Supplied text:
People's Democracy

(Weekly Organ of the Communist Party of India (Marxist)


Vol. XXXVII

No. 04

January 27, 2013

 

Underconsumption under Capitalism

 

Prabhat Patnaik

 

A DEBATE has arisen among two well-known American economists, Joseph Stiglitz and Paul Krugman, on a theme that has been of interest to Marxists for a long time. Stiglitz has argued in a recent book that an increase in inequality in income distribution in society, lowers, other things remaining the same, the level of aggregate demand; and hence gives rise to a tendency towards lower output and employment. It follows from this that greater equality is not only socially desirable but also economically beneficial.

 

This has been a line of argument, traceable originally to the nineteenth century French economist Sismondi, which has been advanced for long within Marxian economics. There is however one important difference between Stiglitz and the Marxists. The Marxist argument has been that capitalism gives rise to this tendency towards greater inequality, in the form of a decline in the share of wages over time, because, while labour productivity rises over time owing to technological progress, the level of real wages is kept down by the existence of a substantial reserve army of labour: such a decline in other words is endemic to the system. Stiglitz’s argument on the other hand is that such a decline has happened no doubt, with the consequences he has noted, but it is reversible through State action within the system.

 

On the analytical consequences of such a decline, however, the Stiglitz position does not differ from that of the Marxist tradition, stretching from Rosa Luxemburg to Baran and Sweezy, which has advanced this line of argument and which has been rather misleadingly called the “under-consumptionist tradition”.

 

I say “misleadingly” because “underconsumption” in the sense of the bulk of the working people “not getting enough by way of consumption” (relative to some “norm”), which is the sense in which Friedrich Engels had used the term, must be distinguished from “under-consumption” in the sense of a secular tendency, other things remaining the same, toward a decline in output, owing to a fall in aggregate demand arising from a decline in the share of consumption in output; this decline in the share of consumption in output, in turn, is caused by a shift in income distribution from the workers to the capitalists. What is called “underconsumption” in this latter sense should really be called a “tendency towards over-production arising from a decline in the share of wages in output (or a rise in the share of economic surplus)”. But the term “tendency towards under-consumption” has been in vogue for so long that we may as well continue using it in this second sense.

Supplied data:

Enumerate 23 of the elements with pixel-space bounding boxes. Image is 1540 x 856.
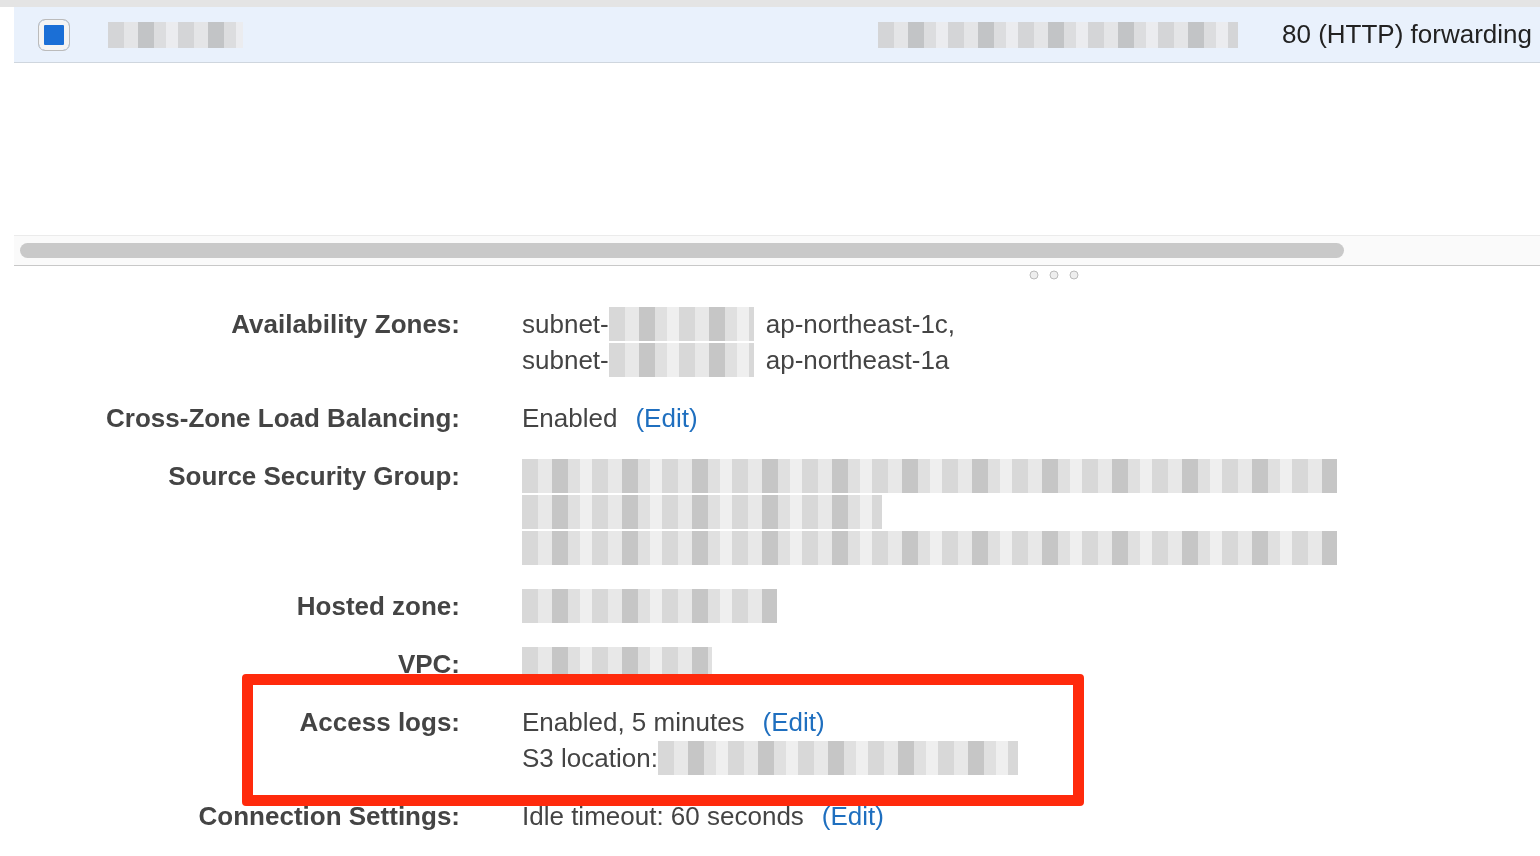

Task instructions: Reproduce the article on underconsumption under capitalism word for word from "A DEBATE has" to "also economically beneficial.".

Complete answer:
A DEBATE has arisen among two well-known American economists, Joseph Stiglitz and Paul Krugman, on a theme that has been of interest to Marxists for a long time. Stiglitz has argued in a recent book that an increase in inequality in income distribution in society, lowers, other things remaining the same, the level of aggregate demand; and hence gives rise to a tendency towards lower output and employment. It follows from this that greater equality is not only socially desirable but also economically beneficial.